Transcribe the records that follow, preserving every word.

Rows:
********************

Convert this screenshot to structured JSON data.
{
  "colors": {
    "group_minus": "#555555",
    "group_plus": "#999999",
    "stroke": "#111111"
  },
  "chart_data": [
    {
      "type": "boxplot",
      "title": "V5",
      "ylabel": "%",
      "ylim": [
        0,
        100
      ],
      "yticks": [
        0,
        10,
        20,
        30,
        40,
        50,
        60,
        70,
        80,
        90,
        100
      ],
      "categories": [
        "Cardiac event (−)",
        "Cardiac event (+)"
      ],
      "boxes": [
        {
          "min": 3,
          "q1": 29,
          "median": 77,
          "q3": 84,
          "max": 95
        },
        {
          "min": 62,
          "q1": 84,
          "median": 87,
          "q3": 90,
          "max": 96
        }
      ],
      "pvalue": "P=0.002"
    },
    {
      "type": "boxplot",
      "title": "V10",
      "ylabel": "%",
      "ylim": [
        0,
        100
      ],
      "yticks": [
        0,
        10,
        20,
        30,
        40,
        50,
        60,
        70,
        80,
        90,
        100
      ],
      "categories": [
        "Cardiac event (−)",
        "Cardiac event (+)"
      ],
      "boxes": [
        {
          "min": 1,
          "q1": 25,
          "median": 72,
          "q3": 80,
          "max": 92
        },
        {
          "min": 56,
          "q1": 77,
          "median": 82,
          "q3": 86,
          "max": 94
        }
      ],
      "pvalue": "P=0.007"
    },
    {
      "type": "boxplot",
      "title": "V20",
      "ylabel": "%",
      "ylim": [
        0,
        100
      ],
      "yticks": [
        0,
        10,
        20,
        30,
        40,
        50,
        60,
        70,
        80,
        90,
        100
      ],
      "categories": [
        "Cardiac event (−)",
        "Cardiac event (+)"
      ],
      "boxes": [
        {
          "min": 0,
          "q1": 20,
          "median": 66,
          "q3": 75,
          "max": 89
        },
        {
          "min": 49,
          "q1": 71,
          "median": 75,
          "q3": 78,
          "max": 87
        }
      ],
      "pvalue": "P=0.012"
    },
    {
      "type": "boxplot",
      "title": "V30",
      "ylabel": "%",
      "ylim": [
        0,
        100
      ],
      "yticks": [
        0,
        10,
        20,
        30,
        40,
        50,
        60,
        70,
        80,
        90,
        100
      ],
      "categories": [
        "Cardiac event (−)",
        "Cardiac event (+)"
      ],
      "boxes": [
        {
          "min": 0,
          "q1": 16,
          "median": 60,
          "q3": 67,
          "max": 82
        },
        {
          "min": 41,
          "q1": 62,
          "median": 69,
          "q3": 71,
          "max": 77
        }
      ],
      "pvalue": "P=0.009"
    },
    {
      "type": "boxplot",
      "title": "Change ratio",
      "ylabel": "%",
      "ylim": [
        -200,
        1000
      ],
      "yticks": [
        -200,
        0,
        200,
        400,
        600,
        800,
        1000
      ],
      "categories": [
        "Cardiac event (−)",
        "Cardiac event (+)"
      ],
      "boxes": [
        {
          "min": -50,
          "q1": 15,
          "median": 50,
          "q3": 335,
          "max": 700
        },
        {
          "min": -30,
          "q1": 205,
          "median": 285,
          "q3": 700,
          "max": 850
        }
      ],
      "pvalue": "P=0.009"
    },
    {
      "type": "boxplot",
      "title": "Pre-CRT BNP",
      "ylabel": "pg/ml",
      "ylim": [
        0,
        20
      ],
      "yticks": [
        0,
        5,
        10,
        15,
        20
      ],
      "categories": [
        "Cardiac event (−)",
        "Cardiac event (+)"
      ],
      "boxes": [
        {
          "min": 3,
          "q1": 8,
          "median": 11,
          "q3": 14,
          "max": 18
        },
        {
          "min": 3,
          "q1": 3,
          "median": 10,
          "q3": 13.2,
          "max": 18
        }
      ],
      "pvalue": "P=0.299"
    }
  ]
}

********************

The result:
Convert this screenshot to structured JSON data.
{
  "colors": {
    "group_minus": "#555555",
    "group_plus": "#999999",
    "stroke": "#111111"
  },
  "chart_data": [
    {
      "type": "boxplot",
      "title": "V5",
      "ylabel": "%",
      "ylim": [
        0,
        100
      ],
      "yticks": [
        0,
        10,
        20,
        30,
        40,
        50,
        60,
        70,
        80,
        90,
        100
      ],
      "categories": [
        "Cardiac event (−)",
        "Cardiac event (+)"
      ],
      "boxes": [
        {
          "min": 3,
          "q1": 29,
          "median": 77,
          "q3": 84,
          "max": 95
        },
        {
          "min": 62,
          "q1": 84,
          "median": 87,
          "q3": 90,
          "max": 96
        }
      ],
      "pvalue": "P=0.002"
    },
    {
      "type": "boxplot",
      "title": "V10",
      "ylabel": "%",
      "ylim": [
        0,
        100
      ],
      "yticks": [
        0,
        10,
        20,
        30,
        40,
        50,
        60,
        70,
        80,
        90,
        100
      ],
      "categories": [
        "Cardiac event (−)",
        "Cardiac event (+)"
      ],
      "boxes": [
        {
          "min": 1,
          "q1": 25,
          "median": 72,
          "q3": 80,
          "max": 92
        },
        {
          "min": 56,
          "q1": 77,
          "median": 82,
          "q3": 86,
          "max": 94
        }
      ],
      "pvalue": "P=0.007"
    },
    {
      "type": "boxplot",
      "title": "V20",
      "ylabel": "%",
      "ylim": [
        0,
        100
      ],
      "yticks": [
        0,
        10,
        20,
        30,
        40,
        50,
        60,
        70,
        80,
        90,
        100
      ],
      "categories": [
        "Cardiac event (−)",
        "Cardiac event (+)"
      ],
      "boxes": [
        {
          "min": 0,
          "q1": 20,
          "median": 66,
          "q3": 75,
          "max": 89
        },
        {
          "min": 49,
          "q1": 71,
          "median": 75,
          "q3": 78,
          "max": 87
        }
      ],
      "pvalue": "P=0.012"
    },
    {
      "type": "boxplot",
      "title": "V30",
      "ylabel": "%",
      "ylim": [
        0,
        100
      ],
      "yticks": [
        0,
        10,
        20,
        30,
        40,
        50,
        60,
        70,
        80,
        90,
        100
      ],
      "categories": [
        "Cardiac event (−)",
        "Cardiac event (+)"
      ],
      "boxes": [
        {
          "min": 0,
          "q1": 16,
          "median": 60,
          "q3": 67,
          "max": 82
        },
        {
          "min": 41,
          "q1": 62,
          "median": 69,
          "q3": 71,
          "max": 77
        }
      ],
      "pvalue": "P=0.009"
    },
    {
      "type": "boxplot",
      "title": "Change ratio",
      "ylabel": "%",
      "ylim": [
        -200,
        1000
      ],
      "yticks": [
        -200,
        0,
        200,
        400,
        600,
        800,
        1000
      ],
      "categories": [
        "Cardiac event (−)",
        "Cardiac event (+)"
      ],
      "boxes": [
        {
          "min": -50,
          "q1": 15,
          "median": 50,
          "q3": 335,
          "max": 700
        },
        {
          "min": -30,
          "q1": 205,
          "median": 285,
          "q3": 700,
          "max": 850
        }
      ],
      "pvalue": "P=0.009"
    },
    {
      "type": "boxplot",
      "title": "Pre-CRT BNP",
      "ylabel": "pg/ml",
      "ylim": [
        0,
        20
      ],
      "yticks": [
        0,
        5,
        10,
        15,
        20
      ],
      "categories": [
        "Cardiac event (−)",
        "Cardiac event (+)"
      ],
      "boxes": [
        {
          "min": 3,
          "q1": 8,
          "median": 11,
          "q3": 14,
          "max": 18
        },
        {
          "min": 3,
          "q1": 3,
          "median": 10,
          "q3": 13.2,
          "max": 18
        }
      ],
      "pvalue": "P=0.299"
    }
  ]
}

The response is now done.